**Exercise requirements:** Exactly reproduce the lines that follow.

**Exercise materials:**
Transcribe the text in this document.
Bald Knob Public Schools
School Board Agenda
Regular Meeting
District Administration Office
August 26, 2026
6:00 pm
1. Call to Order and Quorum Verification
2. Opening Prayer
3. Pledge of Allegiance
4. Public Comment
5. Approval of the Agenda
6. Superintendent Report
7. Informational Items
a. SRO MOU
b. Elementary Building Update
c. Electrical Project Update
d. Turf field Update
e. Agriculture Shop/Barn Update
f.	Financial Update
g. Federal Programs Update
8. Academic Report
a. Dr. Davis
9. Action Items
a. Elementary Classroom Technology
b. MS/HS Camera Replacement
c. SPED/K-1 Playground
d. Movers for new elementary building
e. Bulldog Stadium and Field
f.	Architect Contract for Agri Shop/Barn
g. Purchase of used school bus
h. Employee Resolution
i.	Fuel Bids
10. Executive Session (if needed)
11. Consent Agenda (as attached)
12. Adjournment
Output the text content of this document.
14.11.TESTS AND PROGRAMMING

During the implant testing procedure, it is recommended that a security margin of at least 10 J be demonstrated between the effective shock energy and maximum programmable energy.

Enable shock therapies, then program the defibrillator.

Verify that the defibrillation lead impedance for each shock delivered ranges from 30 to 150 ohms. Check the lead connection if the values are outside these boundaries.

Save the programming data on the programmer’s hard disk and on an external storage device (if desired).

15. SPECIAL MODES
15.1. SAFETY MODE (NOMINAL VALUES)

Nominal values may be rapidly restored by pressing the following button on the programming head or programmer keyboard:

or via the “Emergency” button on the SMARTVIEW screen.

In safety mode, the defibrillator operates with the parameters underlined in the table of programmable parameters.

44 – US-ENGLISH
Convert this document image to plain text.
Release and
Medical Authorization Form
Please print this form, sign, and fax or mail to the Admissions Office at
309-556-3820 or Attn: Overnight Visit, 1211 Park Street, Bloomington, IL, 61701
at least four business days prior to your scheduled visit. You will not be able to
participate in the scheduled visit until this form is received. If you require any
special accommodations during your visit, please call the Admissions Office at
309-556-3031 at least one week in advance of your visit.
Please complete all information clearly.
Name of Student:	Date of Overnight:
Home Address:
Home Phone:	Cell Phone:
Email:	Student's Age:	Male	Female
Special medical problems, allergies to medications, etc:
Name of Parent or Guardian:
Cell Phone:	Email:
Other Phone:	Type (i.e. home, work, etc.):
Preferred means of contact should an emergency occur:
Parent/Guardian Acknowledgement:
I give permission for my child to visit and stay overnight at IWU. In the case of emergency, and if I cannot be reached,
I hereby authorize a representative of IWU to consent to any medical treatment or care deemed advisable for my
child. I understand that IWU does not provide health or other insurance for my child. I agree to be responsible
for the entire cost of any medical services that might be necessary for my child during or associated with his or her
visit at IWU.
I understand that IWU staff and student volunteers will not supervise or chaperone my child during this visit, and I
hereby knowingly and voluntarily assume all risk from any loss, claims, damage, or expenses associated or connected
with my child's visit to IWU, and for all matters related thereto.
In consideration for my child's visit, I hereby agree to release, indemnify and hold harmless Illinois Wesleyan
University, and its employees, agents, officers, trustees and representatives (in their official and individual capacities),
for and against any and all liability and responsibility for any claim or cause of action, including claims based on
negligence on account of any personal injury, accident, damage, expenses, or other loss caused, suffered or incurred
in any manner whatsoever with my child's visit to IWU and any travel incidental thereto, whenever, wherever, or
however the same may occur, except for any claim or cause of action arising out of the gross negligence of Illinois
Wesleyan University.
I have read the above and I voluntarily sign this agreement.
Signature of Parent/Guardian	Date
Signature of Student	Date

**Task output:**
Transcribe the text in this document.
Bald Knob Public Schools
School Board Agenda
Regular Meeting
District Administration Office
August 26, 2026
6:00 pm
1. Call to Order and Quorum Verification
2. Opening Prayer
3. Pledge of Allegiance
4. Public Comment
5. Approval of the Agenda
6. Superintendent Report
7. Informational Items
a. SRO MOU
b. Elementary Building Update
c. Electrical Project Update
d. Turf field Update
e. Agriculture Shop/Barn Update
f.	Financial Update
g. Federal Programs Update
8. Academic Report
a. Dr. Davis
9. Action Items
a. Elementary Classroom Technology
b. MS/HS Camera Replacement
c. SPED/K-1 Playground
d. Movers for new elementary building
e. Bulldog Stadium and Field
f.	Architect Contract for Agri Shop/Barn
g. Purchase of used school bus
h. Employee Resolution
i.	Fuel Bids
10. Executive Session (if needed)
11. Consent Agenda (as attached)
12. Adjournment
Output the text content of this document.
14.11.TESTS AND PROGRAMMING

During the implant testing procedure, it is recommended that a security margin of at least 10 J be demonstrated between the effective shock energy and maximum programmable energy.

Enable shock therapies, then program the defibrillator.

Verify that the defibrillation lead impedance for each shock delivered ranges from 30 to 150 ohms. Check the lead connection if the values are outside these boundaries.

Save the programming data on the programmer’s hard disk and on an external storage device (if desired).

15. SPECIAL MODES
15.1. SAFETY MODE (NOMINAL VALUES)

Nominal values may be rapidly restored by pressing the following button on the programming head or programmer keyboard:

or via the “Emergency” button on the SMARTVIEW screen.

In safety mode, the defibrillator operates with the parameters underlined in the table of programmable parameters.

44 – US-ENGLISH
Convert this document image to plain text.
Release and
Medical Authorization Form
Please print this form, sign, and fax or mail to the Admissions Office at
309-556-3820 or Attn: Overnight Visit, 1211 Park Street, Bloomington, IL, 61701
at least four business days prior to your scheduled visit. You will not be able to
participate in the scheduled visit until this form is received. If you require any
special accommodations during your visit, please call the Admissions Office at
309-556-3031 at least one week in advance of your visit.
Please complete all information clearly.
Name of Student:	Date of Overnight:
Home Address:
Home Phone:	Cell Phone:
Email:	Student's Age:	Male	Female
Special medical problems, allergies to medications, etc:
Name of Parent or Guardian:
Cell Phone:	Email:
Other Phone:	Type (i.e. home, work, etc.):
Preferred means of contact should an emergency occur:
Parent/Guardian Acknowledgement:
I give permission for my child to visit and stay overnight at IWU. In the case of emergency, and if I cannot be reached,
I hereby authorize a representative of IWU to consent to any medical treatment or care deemed advisable for my
child. I understand that IWU does not provide health or other insurance for my child. I agree to be responsible
for the entire cost of any medical services that might be necessary for my child during or associated with his or her
visit at IWU.
I understand that IWU staff and student volunteers will not supervise or chaperone my child during this visit, and I
hereby knowingly and voluntarily assume all risk from any loss, claims, damage, or expenses associated or connected
with my child's visit to IWU, and for all matters related thereto.
In consideration for my child's visit, I hereby agree to release, indemnify and hold harmless Illinois Wesleyan
University, and its employees, agents, officers, trustees and representatives (in their official and individual capacities),
for and against any and all liability and responsibility for any claim or cause of action, including claims based on
negligence on account of any personal injury, accident, damage, expenses, or other loss caused, suffered or incurred
in any manner whatsoever with my child's visit to IWU and any travel incidental thereto, whenever, wherever, or
however the same may occur, except for any claim or cause of action arising out of the gross negligence of Illinois
Wesleyan University.
I have read the above and I voluntarily sign this agreement.
Signature of Parent/Guardian	Date
Signature of Student	Date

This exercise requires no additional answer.